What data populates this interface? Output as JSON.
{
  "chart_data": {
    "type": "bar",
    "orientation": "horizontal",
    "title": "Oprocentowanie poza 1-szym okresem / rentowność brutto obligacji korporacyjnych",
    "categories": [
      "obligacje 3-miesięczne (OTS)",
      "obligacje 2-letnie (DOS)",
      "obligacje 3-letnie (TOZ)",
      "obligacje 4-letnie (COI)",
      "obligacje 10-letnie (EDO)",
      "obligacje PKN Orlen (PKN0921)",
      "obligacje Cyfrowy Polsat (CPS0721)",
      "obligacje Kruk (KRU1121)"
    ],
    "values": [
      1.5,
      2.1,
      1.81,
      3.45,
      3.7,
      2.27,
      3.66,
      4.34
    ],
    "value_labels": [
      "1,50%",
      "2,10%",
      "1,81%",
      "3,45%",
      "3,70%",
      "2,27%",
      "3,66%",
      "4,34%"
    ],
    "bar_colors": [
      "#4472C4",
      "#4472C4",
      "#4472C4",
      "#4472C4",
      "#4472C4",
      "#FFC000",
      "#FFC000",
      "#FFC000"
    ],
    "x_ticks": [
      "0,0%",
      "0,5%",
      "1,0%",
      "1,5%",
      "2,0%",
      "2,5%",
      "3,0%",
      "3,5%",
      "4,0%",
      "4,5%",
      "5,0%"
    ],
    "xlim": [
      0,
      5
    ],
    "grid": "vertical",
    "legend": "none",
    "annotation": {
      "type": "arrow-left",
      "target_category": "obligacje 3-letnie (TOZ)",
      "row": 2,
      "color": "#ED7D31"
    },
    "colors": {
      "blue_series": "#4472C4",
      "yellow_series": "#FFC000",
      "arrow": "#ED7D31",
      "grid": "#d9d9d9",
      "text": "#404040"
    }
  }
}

******

PROMPT.
Write out every record, exactly as written.

ANSWER FOR THE TASK.
What data populates this interface? Output as JSON.
{
  "chart_data": {
    "type": "bar",
    "orientation": "horizontal",
    "title": "Oprocentowanie poza 1-szym okresem / rentowność brutto obligacji korporacyjnych",
    "categories": [
      "obligacje 3-miesięczne (OTS)",
      "obligacje 2-letnie (DOS)",
      "obligacje 3-letnie (TOZ)",
      "obligacje 4-letnie (COI)",
      "obligacje 10-letnie (EDO)",
      "obligacje PKN Orlen (PKN0921)",
      "obligacje Cyfrowy Polsat (CPS0721)",
      "obligacje Kruk (KRU1121)"
    ],
    "values": [
      1.5,
      2.1,
      1.81,
      3.45,
      3.7,
      2.27,
      3.66,
      4.34
    ],
    "value_labels": [
      "1,50%",
      "2,10%",
      "1,81%",
      "3,45%",
      "3,70%",
      "2,27%",
      "3,66%",
      "4,34%"
    ],
    "bar_colors": [
      "#4472C4",
      "#4472C4",
      "#4472C4",
      "#4472C4",
      "#4472C4",
      "#FFC000",
      "#FFC000",
      "#FFC000"
    ],
    "x_ticks": [
      "0,0%",
      "0,5%",
      "1,0%",
      "1,5%",
      "2,0%",
      "2,5%",
      "3,0%",
      "3,5%",
      "4,0%",
      "4,5%",
      "5,0%"
    ],
    "xlim": [
      0,
      5
    ],
    "grid": "vertical",
    "legend": "none",
    "annotation": {
      "type": "arrow-left",
      "target_category": "obligacje 3-letnie (TOZ)",
      "row": 2,
      "color": "#ED7D31"
    },
    "colors": {
      "blue_series": "#4472C4",
      "yellow_series": "#FFC000",
      "arrow": "#ED7D31",
      "grid": "#d9d9d9",
      "text": "#404040"
    }
  }
}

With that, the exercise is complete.